Source data
****************

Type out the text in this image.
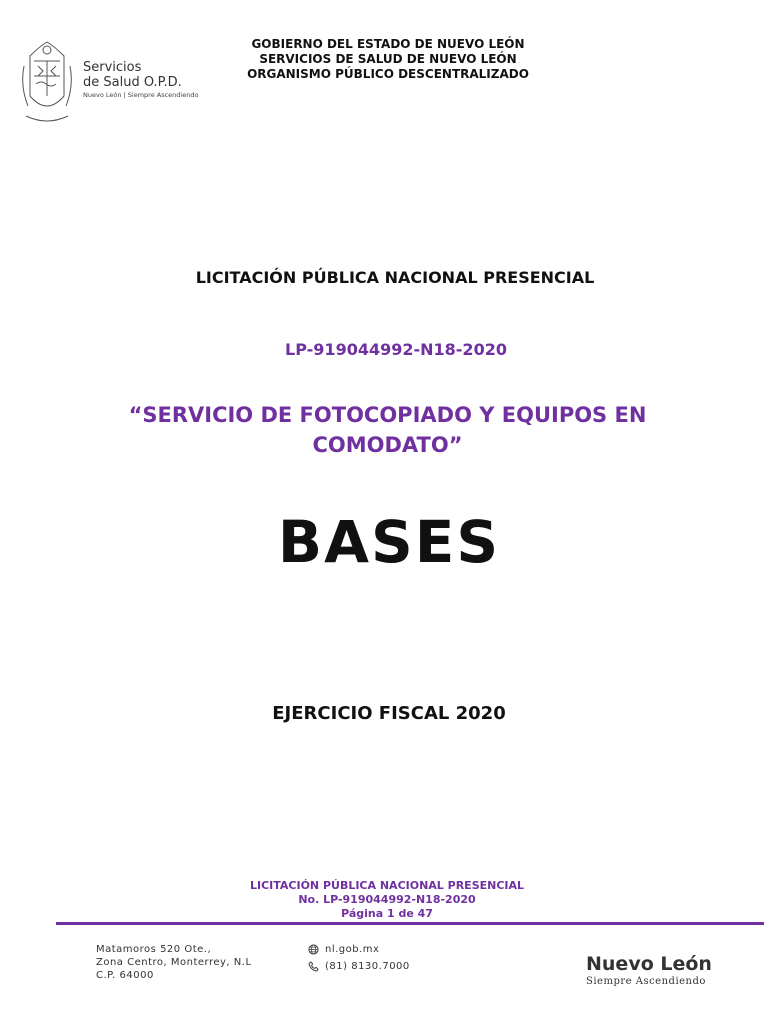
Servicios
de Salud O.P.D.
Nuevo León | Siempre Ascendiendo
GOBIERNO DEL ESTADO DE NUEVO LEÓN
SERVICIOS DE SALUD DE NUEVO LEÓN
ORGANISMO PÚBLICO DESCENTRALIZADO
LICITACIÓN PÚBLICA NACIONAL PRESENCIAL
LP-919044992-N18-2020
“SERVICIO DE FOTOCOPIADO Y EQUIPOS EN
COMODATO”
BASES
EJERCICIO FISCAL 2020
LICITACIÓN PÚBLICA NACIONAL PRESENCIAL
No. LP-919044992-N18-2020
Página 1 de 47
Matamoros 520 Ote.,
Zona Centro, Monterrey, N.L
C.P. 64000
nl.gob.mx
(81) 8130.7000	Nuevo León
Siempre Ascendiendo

****************

Exercise directions
Quote the data above in full, leaving out the pictures it holds.

Complete output
Type out the text in this image.
Servicios
de Salud O.P.D.
Nuevo León | Siempre Ascendiendo
GOBIERNO DEL ESTADO DE NUEVO LEÓN
SERVICIOS DE SALUD DE NUEVO LEÓN
ORGANISMO PÚBLICO DESCENTRALIZADO
LICITACIÓN PÚBLICA NACIONAL PRESENCIAL
LP-919044992-N18-2020
“SERVICIO DE FOTOCOPIADO Y EQUIPOS EN
COMODATO”
BASES
EJERCICIO FISCAL 2020
LICITACIÓN PÚBLICA NACIONAL PRESENCIAL
No. LP-919044992-N18-2020
Página 1 de 47
Matamoros 520 Ote.,
Zona Centro, Monterrey, N.L
C.P. 64000
nl.gob.mx
(81) 8130.7000	Nuevo León
Siempre Ascendiendo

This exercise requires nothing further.